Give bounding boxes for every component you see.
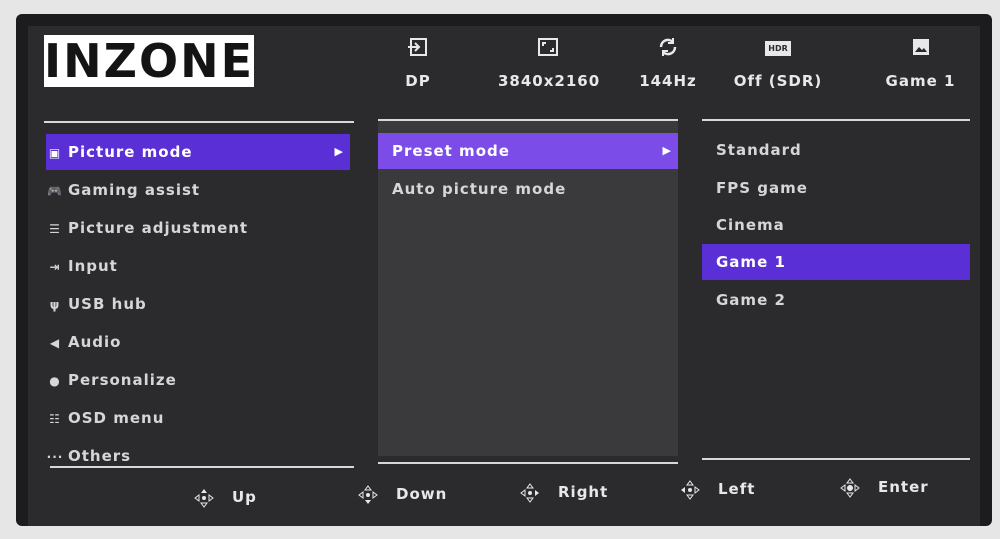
menu-item-input[interactable]: ⇥ Input [46, 248, 350, 284]
menu-item-personalize[interactable]: ● Personalize [46, 362, 350, 398]
status-picture-mode: Game 1 [883, 36, 958, 96]
submenu-item-preset-mode[interactable]: Preset mode ▶ [378, 133, 678, 169]
chevron-right-icon: ▶ [662, 144, 672, 157]
picture-icon: ▣ [48, 146, 62, 160]
divider-left-top [44, 121, 354, 123]
dpad-center-icon [840, 477, 860, 498]
hdr-icon-text: HDR [765, 41, 791, 56]
divider-left-bottom [50, 466, 354, 468]
status-input: DP [393, 36, 443, 96]
option-standard[interactable]: Standard [702, 132, 970, 168]
nav-hint-left: Left [680, 474, 755, 504]
person-icon: ● [49, 374, 61, 388]
input-icon: ⇥ [49, 260, 61, 274]
dpad-left-icon [681, 479, 700, 500]
option-game-2[interactable]: Game 2 [702, 282, 970, 318]
menu-item-usb-hub[interactable]: ψ USB hub [46, 286, 350, 322]
resolution-icon [498, 36, 598, 64]
refresh-rate-icon [633, 36, 703, 64]
dpad-up-icon [194, 488, 214, 508]
chevron-right-icon: ▶ [334, 145, 344, 158]
input-icon [393, 36, 443, 64]
osd-panel: INZONE DP 3840x2160 144Hz HDR Off (SDR) [28, 26, 980, 526]
gamepad-icon: 🎮 [47, 184, 63, 198]
option-fps-game[interactable]: FPS game [702, 170, 970, 206]
menu-item-audio[interactable]: ◀ Audio [46, 324, 350, 360]
dpad-down-icon [358, 484, 378, 504]
status-refresh: 144Hz [633, 36, 703, 96]
hdr-icon: HDR [728, 36, 828, 64]
divider-mid-bottom [378, 462, 678, 464]
dpad-right-icon [520, 482, 539, 503]
list-icon: ☷ [49, 412, 61, 426]
menu-item-picture-mode[interactable]: ▣ Picture mode ▶ [46, 134, 350, 170]
divider-right-top [702, 119, 970, 121]
option-game-1[interactable]: Game 1 [702, 244, 970, 280]
menu-item-gaming-assist[interactable]: 🎮 Gaming assist [46, 172, 350, 208]
more-icon: ··· [46, 450, 64, 464]
nav-hint-down: Down [358, 479, 447, 509]
inzone-logo: INZONE [44, 34, 254, 88]
menu-item-picture-adjustment[interactable]: ☰ Picture adjustment [46, 210, 350, 246]
monitor-screen: INZONE DP 3840x2160 144Hz HDR Off (SDR) [16, 14, 992, 526]
nav-hint-up: Up [194, 482, 257, 512]
sliders-icon: ☰ [49, 222, 61, 236]
option-cinema[interactable]: Cinema [702, 207, 970, 243]
picture-icon [883, 36, 958, 64]
submenu-item-auto-picture-mode[interactable]: Auto picture mode [378, 171, 678, 207]
status-resolution: 3840x2160 [498, 36, 599, 96]
menu-item-others[interactable]: ··· Others [46, 438, 350, 474]
menu-item-osd-menu[interactable]: ☷ OSD menu [46, 400, 350, 436]
nav-hint-right: Right [520, 477, 608, 507]
divider-right-bottom [702, 458, 970, 460]
nav-hint-enter: Enter [840, 472, 929, 502]
speaker-icon: ◀ [49, 336, 61, 350]
status-hdr: HDR Off (SDR) [728, 36, 828, 96]
usb-icon: ψ [49, 298, 61, 312]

> Your goal:
Render the lines as a Markdown table with columns n and Line, one row per line and blank lines omitted. Begin with the line that contains "menu-item-input[interactable]: ⇥ Input" and continue through the line that contains "status-input: DP [393, 36, 443, 96]", both included.

> Response to the exercise:
| n | Line |
|---|---|
| 1 | menu-item-input[interactable]: ⇥ Input [46, 248, 350, 284] |
| 2 | menu-item-personalize[interactable]: ● Personalize [46, 362, 350, 398] |
| 3 | status-picture-mode: Game 1 [883, 36, 958, 96] |
| 4 | submenu-item-preset-mode[interactable]: Preset mode ▶ [378, 133, 678, 169] |
| 5 | chevron-right-icon: ▶ [662, 144, 672, 157] |
| 6 | picture-icon: ▣ [48, 146, 62, 160] |
| 7 | divider-left-top [44, 121, 354, 123] |
| 8 | dpad-center-icon [840, 477, 860, 498] |
| 9 | hdr-icon-text: HDR [765, 41, 791, 56] |
| 10 | divider-left-bottom [50, 466, 354, 468] |
| 11 | status-input: DP [393, 36, 443, 96] |